Source extract —

------------------------------------

News/Healthcare Financial Management Association

Healthcare Accounts Receivable Companies Add Virtual Assistants for Follow-Up, Payment Posting, and Reporting in 2026

Virtual Assistant News Desk·

Healthcare AR Aging Is Worsening Across the Industry

Accounts receivable aging is one of the most closely watched metrics in healthcare finance, and the trends in 2025 and 2026 are concerning. The Medical Group Management Association (MGMA) reports that the percentage of total AR in the 90-plus day bucket increased to 22.4 percent for physician groups in 2025, up from 18.1 percent in 2022. For hospitals, the Healthcare Financial Management Association (HFMA) notes that median days in accounts receivable reached 56.3 days in 2025 — the highest level since 2016.

Several factors are contributing to this deterioration. Commercial payer processing times have lengthened as insurers implement more complex pre-payment audit programs. Patient cost-sharing has risen with high-deductible health plan enrollment now representing 54 percent of employer-sponsored coverage according to the Kaiser Family Foundation, creating larger patient balance portfolios that are harder and more expensive to collect. And staffing shortages in healthcare billing operations have left many AR departments under-resourced relative to their balances.

Healthcare AR management companies — which handle collections on behalf of providers on an outsourced basis — are under pressure to demonstrate results in this environment. Virtual assistants are emerging as a key part of the operational response.

Payer Follow-Up: The Engine of AR Resolution

Resolving outstanding insurance balances requires persistent follow-up. Claims that have aged beyond 45 days without payment typically require direct phone contact with payer provider services lines, portal-based status inquiries, or written status requests. Each of these interactions takes time, and the follow-up cycle must be repeated at regular intervals until the claim is paid, denied, or escalated.

Virtual assistants are well-suited to managing this follow-up cycle for a defined portfolio of accounts. A trained VA can work an aging report, prioritize follow-up by dollar value and days outstanding, contact payer provider lines during business hours, log call outcomes in the AR management platform, note expected payment dates provided by payers, and flag accounts requiring clinical documentation or appeal support for escalation to a senior AR specialist.

Research from Black Book Market Research indicates that AR management companies that assign dedicated follow-up resources to specific payer segments — rather than routing all follow-up through a general queue — achieve 19 to 25 percent faster resolution on followed accounts. VAs can be assigned to specific payer portfolios, developing familiarity with each payer's processes that improves call efficiency over time.

Payment Posting: Accurate and Timely Application of Remittances

Payment posting is the process of applying payer and patient payments to the correct accounts in the practice management system, reconciling electronic remittance advice (ERA) files, identifying contractual adjustments, and flagging underpayments for review. Accurate and timely payment posting is essential for maintaining a clean AR picture and identifying underpayment patterns that warrant payer contract review.

Payment posting is largely a data-entry and reconciliation function. Virtual assistants trained in ERA processing and practice management system navigation can handle standard payment posting for auto-adjudicated claims, apply patient payments from lockbox or online payment reports, and flag ERA line items with unusual adjustment reason codes for specialist review. This structured division of posting work — VAs handle routine postings, specialists review exceptions — increases total posting throughput without requiring additional credentialed billing staff.

------------------------------------

Provided records —
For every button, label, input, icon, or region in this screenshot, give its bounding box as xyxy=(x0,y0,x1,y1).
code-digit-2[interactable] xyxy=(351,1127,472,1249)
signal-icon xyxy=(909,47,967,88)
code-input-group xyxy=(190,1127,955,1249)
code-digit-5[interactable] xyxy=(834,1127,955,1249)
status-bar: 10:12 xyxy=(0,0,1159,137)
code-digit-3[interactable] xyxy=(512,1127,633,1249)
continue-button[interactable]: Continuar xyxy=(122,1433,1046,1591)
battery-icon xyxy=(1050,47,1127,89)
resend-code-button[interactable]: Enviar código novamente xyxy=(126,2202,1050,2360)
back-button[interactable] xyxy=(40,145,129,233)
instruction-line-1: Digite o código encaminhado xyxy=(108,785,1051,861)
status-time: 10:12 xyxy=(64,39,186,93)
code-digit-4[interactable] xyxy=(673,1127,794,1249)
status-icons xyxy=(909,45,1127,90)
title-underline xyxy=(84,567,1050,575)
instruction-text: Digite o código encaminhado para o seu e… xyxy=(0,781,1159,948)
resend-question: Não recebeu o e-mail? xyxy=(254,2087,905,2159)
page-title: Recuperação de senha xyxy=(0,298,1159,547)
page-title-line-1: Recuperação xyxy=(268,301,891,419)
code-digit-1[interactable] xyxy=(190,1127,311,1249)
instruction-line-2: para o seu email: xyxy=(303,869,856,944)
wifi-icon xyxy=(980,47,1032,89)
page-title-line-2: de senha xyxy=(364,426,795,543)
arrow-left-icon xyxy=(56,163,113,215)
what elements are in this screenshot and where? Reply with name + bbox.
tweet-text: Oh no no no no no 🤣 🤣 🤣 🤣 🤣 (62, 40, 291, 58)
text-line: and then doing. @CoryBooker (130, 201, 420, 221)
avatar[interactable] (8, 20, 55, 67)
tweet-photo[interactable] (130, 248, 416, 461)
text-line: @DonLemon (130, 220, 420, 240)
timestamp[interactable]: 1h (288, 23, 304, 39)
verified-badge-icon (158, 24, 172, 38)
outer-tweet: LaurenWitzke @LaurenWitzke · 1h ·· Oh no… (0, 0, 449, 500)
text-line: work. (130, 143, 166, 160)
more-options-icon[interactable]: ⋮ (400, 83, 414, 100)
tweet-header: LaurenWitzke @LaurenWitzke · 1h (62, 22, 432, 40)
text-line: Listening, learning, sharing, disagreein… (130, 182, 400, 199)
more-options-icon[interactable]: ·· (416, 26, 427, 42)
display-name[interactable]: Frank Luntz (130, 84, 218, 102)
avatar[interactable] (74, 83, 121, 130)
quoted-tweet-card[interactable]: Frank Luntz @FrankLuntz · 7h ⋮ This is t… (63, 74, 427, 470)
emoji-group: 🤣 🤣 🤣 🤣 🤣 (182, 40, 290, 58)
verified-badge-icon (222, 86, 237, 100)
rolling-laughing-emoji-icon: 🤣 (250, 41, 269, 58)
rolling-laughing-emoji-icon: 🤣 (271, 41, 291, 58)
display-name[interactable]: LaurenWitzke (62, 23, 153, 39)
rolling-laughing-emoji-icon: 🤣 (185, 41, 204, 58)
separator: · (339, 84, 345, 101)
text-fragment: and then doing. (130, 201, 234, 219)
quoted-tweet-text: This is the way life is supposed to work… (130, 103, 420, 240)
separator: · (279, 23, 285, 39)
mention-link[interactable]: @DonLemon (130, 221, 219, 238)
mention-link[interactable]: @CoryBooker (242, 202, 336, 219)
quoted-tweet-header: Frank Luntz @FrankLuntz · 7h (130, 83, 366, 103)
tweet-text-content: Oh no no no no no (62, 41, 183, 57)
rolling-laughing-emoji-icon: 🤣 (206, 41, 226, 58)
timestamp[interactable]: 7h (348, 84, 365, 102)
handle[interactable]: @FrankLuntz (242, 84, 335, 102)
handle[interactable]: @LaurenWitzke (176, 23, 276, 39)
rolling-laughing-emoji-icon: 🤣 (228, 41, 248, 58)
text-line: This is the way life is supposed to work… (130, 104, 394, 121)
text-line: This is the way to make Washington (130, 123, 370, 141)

------------------------------------

Exercise aim — Extract the passage of the healthcare AR article from "Virtual assistants are well-suited" to "senior AR specialist.", copying it without any changes.

Answer section —
Virtual assistants are well-suited to managing this follow-up cycle for a defined portfolio of accounts. A trained VA can work an aging report, prioritize follow-up by dollar value and days outstanding, contact payer provider lines during business hours, log call outcomes in the AR management platform, note expected payment dates provided by payers, and flag accounts requiring clinical documentation or appeal support for escalation to a senior AR specialist.